--- begin ---
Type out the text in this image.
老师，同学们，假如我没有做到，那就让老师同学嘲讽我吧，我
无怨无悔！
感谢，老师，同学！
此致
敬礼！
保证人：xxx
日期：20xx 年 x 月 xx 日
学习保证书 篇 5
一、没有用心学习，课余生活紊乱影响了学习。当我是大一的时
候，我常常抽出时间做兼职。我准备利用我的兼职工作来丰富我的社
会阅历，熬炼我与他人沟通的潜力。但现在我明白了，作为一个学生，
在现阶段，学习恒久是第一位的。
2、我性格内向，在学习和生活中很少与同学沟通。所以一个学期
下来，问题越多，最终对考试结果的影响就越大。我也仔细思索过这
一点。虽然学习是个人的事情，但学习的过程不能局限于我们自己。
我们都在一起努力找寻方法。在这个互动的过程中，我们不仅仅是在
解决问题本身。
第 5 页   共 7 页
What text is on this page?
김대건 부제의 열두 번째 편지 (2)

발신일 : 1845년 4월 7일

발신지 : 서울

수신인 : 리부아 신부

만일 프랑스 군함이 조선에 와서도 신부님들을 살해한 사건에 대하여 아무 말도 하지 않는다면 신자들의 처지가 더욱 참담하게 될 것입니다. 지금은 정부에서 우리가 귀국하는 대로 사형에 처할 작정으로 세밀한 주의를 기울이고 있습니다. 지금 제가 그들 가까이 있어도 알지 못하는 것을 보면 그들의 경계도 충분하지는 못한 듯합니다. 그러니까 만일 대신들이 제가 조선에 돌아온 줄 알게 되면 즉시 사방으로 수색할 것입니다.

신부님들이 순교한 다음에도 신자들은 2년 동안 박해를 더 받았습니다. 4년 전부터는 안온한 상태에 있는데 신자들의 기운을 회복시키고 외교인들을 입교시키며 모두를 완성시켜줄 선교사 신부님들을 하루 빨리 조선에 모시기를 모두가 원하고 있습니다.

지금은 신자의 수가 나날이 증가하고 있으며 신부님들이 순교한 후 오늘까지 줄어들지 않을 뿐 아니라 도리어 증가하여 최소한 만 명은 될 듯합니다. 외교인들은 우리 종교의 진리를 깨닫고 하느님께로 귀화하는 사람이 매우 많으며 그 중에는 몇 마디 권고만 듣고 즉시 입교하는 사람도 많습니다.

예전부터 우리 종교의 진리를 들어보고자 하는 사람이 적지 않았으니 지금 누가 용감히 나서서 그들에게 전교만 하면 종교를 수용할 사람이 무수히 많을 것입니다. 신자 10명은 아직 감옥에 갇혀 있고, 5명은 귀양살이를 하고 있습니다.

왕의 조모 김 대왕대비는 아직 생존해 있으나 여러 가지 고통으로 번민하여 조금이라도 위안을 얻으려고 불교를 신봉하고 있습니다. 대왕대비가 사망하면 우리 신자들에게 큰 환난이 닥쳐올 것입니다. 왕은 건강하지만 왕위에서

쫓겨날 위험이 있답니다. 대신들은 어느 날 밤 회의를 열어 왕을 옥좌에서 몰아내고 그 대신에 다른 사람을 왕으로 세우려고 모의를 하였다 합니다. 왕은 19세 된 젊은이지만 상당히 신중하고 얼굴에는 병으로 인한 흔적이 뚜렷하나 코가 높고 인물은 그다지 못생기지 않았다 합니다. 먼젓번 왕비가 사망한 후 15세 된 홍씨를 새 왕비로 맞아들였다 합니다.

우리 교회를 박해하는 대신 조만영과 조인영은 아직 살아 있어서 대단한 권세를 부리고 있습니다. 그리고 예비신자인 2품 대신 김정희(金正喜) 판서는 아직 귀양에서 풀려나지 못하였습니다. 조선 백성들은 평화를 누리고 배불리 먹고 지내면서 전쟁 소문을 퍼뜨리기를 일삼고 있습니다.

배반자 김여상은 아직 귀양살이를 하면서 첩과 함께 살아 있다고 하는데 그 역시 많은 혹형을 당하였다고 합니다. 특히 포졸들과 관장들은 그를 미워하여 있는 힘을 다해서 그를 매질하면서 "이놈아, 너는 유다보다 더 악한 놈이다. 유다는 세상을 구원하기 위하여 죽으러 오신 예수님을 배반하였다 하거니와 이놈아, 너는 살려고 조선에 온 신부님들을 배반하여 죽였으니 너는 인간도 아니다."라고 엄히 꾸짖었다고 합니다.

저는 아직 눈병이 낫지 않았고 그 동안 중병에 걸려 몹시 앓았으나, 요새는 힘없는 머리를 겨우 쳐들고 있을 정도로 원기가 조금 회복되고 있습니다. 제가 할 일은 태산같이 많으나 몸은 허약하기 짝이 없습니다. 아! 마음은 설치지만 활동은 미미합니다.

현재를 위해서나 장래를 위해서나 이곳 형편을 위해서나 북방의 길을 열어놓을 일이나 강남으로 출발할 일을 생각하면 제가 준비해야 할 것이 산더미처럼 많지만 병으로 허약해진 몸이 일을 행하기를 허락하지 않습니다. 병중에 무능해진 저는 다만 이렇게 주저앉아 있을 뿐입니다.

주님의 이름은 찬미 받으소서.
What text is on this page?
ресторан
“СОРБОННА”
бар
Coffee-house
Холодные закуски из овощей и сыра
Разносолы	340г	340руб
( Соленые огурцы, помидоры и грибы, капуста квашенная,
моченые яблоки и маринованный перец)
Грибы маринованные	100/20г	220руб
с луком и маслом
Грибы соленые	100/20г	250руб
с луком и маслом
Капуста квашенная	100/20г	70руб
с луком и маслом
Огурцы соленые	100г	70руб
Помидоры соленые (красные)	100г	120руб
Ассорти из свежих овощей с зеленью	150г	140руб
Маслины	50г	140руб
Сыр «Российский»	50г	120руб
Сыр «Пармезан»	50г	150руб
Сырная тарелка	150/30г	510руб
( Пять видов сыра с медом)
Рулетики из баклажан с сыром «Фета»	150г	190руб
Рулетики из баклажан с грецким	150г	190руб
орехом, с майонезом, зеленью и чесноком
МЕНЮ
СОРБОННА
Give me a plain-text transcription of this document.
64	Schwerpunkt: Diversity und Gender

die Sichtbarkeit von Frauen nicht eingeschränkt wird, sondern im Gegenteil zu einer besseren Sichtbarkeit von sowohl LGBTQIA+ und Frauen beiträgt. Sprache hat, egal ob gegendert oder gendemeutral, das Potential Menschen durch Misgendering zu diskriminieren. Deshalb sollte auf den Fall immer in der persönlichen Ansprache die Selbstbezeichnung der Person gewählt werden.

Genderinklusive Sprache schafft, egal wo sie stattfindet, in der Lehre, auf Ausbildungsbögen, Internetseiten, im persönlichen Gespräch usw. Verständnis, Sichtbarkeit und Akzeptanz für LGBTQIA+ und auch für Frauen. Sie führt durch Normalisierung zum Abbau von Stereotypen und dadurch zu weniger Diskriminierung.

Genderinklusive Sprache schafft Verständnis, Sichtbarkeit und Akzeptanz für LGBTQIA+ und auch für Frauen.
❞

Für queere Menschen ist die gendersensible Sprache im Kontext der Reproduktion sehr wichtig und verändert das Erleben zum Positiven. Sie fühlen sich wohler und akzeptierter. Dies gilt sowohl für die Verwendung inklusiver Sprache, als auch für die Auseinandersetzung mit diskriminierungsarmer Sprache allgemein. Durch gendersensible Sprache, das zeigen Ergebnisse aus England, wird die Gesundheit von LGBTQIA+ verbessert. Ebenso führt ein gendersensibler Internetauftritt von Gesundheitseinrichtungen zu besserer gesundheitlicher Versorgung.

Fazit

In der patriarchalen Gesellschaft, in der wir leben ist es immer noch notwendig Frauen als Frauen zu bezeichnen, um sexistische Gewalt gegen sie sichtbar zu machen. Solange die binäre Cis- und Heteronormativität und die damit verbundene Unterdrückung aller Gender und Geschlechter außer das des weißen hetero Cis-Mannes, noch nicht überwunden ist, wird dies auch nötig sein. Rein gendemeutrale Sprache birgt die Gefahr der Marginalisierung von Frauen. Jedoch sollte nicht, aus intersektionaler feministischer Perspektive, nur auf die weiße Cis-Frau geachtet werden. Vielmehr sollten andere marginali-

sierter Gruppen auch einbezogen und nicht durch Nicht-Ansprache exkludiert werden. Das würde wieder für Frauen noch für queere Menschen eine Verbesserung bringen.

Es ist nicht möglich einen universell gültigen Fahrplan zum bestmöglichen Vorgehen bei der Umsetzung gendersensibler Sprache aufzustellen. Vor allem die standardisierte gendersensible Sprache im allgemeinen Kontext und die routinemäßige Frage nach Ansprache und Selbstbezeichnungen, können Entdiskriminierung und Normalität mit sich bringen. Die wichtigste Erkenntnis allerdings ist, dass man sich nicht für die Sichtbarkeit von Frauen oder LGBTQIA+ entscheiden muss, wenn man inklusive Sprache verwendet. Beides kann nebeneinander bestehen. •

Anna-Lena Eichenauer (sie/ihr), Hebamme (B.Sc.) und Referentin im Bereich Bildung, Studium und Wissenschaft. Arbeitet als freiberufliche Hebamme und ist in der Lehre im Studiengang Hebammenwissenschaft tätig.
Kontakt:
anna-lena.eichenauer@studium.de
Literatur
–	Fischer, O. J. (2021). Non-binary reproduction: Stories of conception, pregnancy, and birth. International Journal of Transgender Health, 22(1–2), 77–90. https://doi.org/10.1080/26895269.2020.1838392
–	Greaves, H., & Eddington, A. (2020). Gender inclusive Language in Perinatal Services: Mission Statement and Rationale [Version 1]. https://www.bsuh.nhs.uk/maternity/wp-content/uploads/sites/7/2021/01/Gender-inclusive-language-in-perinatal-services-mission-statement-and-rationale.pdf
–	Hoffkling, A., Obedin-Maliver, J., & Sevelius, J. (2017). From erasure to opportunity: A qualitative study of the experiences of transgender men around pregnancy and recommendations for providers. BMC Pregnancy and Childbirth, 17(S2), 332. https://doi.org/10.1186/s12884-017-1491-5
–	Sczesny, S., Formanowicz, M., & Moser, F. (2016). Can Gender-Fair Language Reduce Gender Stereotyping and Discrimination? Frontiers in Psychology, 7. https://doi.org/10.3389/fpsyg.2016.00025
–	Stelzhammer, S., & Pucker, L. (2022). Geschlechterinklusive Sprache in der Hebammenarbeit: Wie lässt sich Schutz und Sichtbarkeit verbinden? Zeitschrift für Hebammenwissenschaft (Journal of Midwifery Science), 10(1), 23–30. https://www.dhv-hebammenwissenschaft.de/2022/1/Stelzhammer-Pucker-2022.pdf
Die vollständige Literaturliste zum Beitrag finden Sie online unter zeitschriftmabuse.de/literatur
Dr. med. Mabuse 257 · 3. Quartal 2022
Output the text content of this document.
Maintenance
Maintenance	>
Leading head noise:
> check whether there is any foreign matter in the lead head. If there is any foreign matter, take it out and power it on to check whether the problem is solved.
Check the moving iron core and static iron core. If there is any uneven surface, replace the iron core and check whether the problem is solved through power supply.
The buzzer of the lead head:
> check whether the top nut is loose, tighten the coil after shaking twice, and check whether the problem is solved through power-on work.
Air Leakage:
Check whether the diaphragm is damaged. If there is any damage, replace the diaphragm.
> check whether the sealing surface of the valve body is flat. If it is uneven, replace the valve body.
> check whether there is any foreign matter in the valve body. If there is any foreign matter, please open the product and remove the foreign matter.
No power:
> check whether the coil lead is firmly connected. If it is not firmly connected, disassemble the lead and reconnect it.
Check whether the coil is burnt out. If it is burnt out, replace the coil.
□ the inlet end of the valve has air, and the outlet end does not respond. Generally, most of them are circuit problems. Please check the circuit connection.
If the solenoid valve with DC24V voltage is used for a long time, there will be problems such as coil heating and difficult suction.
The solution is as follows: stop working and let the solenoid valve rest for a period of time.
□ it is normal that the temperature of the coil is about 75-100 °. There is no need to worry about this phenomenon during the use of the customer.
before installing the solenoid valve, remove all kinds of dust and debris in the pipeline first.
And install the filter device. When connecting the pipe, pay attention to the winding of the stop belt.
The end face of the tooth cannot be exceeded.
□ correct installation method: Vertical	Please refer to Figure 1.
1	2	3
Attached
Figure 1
--- end ---
Isolate each line of the listing above that includes "solenoid". Copy it.

If the solenoid valve with DC24V voltage is used for a long time, there will be problems such as coil heating and difficult suction.
The solution is as follows: stop working and let the solenoid valve rest for a period of time.
before installing the solenoid valve, remove all kinds of dust and debris in the pipeline first.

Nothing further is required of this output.